** start **
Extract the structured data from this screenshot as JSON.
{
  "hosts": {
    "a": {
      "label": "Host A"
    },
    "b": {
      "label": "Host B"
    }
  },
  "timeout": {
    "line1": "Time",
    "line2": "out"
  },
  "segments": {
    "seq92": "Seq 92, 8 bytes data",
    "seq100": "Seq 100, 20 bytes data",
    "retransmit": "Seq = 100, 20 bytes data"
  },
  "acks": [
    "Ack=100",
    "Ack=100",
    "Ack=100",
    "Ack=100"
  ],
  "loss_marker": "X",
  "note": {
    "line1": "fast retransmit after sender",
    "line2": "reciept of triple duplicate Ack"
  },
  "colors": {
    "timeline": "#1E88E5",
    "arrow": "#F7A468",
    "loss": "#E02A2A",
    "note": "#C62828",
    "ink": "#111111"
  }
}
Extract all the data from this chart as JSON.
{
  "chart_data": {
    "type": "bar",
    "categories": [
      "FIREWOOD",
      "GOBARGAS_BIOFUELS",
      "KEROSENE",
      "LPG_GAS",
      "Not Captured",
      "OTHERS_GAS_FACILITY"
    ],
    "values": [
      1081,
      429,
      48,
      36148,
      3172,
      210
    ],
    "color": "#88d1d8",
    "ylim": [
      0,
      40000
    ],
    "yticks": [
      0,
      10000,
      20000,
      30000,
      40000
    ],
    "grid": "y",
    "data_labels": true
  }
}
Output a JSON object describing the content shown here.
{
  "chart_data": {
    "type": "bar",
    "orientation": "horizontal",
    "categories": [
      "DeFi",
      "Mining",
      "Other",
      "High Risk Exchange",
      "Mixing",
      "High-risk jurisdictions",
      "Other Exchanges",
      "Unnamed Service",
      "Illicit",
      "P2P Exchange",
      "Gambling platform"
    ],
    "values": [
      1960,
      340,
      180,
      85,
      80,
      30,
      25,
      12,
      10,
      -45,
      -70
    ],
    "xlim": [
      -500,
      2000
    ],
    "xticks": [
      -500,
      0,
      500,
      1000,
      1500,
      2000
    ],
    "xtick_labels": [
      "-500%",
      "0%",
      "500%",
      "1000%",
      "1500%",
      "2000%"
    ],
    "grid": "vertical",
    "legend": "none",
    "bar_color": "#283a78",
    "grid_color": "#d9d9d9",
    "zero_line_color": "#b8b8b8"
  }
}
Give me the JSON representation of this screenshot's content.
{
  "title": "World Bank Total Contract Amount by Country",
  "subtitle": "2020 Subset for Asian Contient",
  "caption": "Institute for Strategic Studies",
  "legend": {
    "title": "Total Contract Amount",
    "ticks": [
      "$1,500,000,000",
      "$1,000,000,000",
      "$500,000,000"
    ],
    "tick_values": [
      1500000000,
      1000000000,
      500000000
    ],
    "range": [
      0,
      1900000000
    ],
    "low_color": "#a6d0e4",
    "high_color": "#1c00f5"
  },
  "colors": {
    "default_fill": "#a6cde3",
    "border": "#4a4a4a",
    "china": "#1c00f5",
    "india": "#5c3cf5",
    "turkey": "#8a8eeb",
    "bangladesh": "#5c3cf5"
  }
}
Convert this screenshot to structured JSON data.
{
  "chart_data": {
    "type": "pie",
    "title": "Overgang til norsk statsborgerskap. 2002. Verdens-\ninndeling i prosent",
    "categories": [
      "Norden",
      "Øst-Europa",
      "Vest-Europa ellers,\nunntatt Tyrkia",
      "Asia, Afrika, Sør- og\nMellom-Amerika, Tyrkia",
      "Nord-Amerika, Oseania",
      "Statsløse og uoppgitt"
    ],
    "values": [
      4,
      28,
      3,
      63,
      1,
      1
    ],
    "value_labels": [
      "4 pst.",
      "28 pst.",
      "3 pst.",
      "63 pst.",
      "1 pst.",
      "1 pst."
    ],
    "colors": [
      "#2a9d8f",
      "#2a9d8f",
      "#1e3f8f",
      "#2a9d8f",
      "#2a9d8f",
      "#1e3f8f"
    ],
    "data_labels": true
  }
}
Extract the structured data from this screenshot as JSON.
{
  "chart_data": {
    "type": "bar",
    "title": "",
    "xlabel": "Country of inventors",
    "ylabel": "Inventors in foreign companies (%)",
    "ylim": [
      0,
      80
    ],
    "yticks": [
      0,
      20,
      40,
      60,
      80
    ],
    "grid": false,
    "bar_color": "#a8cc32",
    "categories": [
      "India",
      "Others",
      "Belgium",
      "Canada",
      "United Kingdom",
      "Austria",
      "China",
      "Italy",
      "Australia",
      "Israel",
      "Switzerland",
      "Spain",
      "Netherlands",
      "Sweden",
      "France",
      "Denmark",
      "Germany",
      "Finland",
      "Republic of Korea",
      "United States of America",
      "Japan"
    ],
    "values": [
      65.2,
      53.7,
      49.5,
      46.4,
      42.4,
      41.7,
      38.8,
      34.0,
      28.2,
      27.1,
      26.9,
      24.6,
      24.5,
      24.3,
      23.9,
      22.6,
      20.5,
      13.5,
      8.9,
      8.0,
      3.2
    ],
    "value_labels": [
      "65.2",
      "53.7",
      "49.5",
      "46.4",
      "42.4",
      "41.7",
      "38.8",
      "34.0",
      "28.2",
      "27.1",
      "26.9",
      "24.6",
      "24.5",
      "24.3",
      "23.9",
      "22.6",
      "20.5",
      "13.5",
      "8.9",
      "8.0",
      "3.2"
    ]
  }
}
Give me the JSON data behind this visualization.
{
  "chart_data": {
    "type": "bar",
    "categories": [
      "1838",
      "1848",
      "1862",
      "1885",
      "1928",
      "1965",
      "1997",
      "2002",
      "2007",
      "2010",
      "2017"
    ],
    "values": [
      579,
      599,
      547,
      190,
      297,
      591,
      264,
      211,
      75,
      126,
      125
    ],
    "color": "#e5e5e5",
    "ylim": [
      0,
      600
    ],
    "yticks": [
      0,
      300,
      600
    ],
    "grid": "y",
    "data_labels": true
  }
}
** end **
■ **Work to complete**: Report how many lines of the entries hold the string "bytes". Provide the number alone.

■ **Exercise answer**: 3